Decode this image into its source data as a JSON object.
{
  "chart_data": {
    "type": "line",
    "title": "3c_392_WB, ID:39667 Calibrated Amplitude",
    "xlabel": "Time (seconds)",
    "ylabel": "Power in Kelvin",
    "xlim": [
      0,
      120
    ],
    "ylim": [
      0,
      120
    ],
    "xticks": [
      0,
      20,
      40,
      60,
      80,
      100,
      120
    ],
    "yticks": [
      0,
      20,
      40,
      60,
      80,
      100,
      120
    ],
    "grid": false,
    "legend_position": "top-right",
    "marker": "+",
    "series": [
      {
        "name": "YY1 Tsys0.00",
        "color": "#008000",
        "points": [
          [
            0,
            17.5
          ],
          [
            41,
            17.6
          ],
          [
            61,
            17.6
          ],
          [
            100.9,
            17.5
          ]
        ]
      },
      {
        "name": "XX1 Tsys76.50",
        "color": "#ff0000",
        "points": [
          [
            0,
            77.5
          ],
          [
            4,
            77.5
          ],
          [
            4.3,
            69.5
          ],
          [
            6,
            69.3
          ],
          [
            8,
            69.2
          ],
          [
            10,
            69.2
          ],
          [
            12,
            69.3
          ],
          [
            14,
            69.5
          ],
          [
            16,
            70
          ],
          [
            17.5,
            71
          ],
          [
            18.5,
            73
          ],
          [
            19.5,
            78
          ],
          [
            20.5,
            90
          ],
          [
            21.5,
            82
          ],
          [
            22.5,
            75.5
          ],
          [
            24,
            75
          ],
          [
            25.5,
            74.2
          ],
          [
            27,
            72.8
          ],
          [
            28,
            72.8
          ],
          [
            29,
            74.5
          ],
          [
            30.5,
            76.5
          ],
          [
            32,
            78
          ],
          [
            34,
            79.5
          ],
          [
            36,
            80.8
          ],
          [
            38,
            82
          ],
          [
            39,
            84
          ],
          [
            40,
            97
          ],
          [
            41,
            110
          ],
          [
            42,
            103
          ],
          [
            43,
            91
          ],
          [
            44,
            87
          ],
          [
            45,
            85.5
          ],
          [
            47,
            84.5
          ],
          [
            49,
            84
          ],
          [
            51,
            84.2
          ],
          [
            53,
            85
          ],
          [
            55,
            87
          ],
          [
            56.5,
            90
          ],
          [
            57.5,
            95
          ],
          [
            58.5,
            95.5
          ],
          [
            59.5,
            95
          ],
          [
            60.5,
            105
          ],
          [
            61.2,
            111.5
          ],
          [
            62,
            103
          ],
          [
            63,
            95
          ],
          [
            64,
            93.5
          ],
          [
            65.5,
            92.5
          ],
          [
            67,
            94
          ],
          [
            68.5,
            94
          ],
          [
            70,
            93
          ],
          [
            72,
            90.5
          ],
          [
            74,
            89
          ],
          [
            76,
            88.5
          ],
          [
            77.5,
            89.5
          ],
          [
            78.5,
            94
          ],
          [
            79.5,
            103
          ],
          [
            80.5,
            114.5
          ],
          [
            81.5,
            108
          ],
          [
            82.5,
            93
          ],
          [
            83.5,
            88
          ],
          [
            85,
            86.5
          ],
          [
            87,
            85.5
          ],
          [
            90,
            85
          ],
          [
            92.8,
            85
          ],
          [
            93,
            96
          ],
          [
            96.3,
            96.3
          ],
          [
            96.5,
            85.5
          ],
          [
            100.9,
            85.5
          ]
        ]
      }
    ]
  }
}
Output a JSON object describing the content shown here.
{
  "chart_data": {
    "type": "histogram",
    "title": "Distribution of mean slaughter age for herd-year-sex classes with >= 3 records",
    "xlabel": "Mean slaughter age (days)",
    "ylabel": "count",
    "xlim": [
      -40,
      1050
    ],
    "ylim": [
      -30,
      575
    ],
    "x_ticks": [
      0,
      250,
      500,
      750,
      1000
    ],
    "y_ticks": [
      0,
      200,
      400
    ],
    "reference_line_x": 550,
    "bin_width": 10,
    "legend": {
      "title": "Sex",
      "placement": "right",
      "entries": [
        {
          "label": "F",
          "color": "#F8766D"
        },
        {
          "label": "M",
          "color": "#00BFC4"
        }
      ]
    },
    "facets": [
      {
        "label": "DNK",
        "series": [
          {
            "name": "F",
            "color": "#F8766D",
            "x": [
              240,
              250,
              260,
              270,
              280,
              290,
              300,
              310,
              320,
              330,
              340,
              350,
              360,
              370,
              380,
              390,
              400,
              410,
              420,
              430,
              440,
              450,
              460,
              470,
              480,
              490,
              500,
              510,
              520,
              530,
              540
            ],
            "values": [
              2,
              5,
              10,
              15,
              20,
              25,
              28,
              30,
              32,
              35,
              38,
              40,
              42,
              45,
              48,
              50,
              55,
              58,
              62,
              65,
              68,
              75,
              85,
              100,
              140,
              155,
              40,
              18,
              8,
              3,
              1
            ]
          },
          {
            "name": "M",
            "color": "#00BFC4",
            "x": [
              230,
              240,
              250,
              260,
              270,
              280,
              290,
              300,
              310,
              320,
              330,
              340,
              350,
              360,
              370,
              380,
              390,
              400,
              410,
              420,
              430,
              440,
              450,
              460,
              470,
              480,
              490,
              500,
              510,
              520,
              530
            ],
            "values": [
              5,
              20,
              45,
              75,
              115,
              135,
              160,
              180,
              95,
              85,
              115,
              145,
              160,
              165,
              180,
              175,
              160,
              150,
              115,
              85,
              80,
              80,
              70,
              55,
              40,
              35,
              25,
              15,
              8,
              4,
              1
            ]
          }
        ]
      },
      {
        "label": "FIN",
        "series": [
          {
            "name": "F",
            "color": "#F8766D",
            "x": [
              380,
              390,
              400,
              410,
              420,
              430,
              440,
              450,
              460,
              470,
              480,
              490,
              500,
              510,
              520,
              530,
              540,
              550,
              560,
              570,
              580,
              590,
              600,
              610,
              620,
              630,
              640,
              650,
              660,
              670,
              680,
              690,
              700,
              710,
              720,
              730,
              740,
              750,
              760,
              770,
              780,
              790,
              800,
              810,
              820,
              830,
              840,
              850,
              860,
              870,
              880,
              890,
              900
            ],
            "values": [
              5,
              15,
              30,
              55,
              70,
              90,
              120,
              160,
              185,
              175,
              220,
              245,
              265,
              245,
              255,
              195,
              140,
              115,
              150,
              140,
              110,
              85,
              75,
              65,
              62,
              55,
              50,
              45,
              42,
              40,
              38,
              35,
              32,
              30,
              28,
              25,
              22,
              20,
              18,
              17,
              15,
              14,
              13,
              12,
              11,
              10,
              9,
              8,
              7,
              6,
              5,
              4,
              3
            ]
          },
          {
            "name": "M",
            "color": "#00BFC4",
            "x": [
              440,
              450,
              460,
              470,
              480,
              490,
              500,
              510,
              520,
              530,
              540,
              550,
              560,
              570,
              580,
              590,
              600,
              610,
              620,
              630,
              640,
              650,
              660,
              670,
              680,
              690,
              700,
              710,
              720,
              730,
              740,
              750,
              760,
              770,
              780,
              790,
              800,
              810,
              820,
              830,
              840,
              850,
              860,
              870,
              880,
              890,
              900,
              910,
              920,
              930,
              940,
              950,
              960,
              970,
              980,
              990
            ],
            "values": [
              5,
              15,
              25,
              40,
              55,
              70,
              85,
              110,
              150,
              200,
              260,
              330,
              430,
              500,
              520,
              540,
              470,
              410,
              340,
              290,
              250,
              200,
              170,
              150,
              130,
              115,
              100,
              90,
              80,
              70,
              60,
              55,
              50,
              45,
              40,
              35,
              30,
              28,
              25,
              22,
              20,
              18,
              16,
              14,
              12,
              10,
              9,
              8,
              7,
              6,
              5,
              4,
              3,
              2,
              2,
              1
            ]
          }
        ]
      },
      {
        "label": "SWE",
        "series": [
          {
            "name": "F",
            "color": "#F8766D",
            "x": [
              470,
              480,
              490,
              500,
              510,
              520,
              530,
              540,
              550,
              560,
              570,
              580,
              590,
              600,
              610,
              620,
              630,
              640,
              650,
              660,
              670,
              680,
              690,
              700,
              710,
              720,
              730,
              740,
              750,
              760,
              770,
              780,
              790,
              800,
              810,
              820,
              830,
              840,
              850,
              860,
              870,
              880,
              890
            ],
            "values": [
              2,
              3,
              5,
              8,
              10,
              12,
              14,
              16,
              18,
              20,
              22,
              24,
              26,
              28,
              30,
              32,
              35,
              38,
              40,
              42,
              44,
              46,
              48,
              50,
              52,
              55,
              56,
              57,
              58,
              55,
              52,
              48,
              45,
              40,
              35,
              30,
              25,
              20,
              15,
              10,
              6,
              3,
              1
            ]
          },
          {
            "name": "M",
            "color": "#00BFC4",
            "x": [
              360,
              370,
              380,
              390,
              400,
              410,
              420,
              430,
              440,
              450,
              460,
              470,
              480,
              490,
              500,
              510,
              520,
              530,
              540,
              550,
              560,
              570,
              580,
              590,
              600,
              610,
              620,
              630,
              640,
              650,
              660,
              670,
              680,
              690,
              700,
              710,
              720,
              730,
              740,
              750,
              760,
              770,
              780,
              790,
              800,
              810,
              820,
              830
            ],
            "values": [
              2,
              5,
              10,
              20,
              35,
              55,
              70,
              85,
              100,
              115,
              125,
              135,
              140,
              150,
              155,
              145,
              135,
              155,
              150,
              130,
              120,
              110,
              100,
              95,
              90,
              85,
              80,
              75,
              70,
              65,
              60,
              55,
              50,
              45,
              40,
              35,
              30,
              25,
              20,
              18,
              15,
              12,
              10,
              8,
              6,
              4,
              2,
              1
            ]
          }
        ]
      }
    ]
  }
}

◆ ◆ ◆

* YOUR OBJECTIVE: Check every line of the data above for the string "title", and copy those that have it.

* EXERCISE RESULT:
    "title": "3c_392_WB, ID:39667 Calibrated Amplitude",
    "title": "Distribution of mean slaughter age for herd-year-sex classes with >= 3 records",
      "title": "Sex",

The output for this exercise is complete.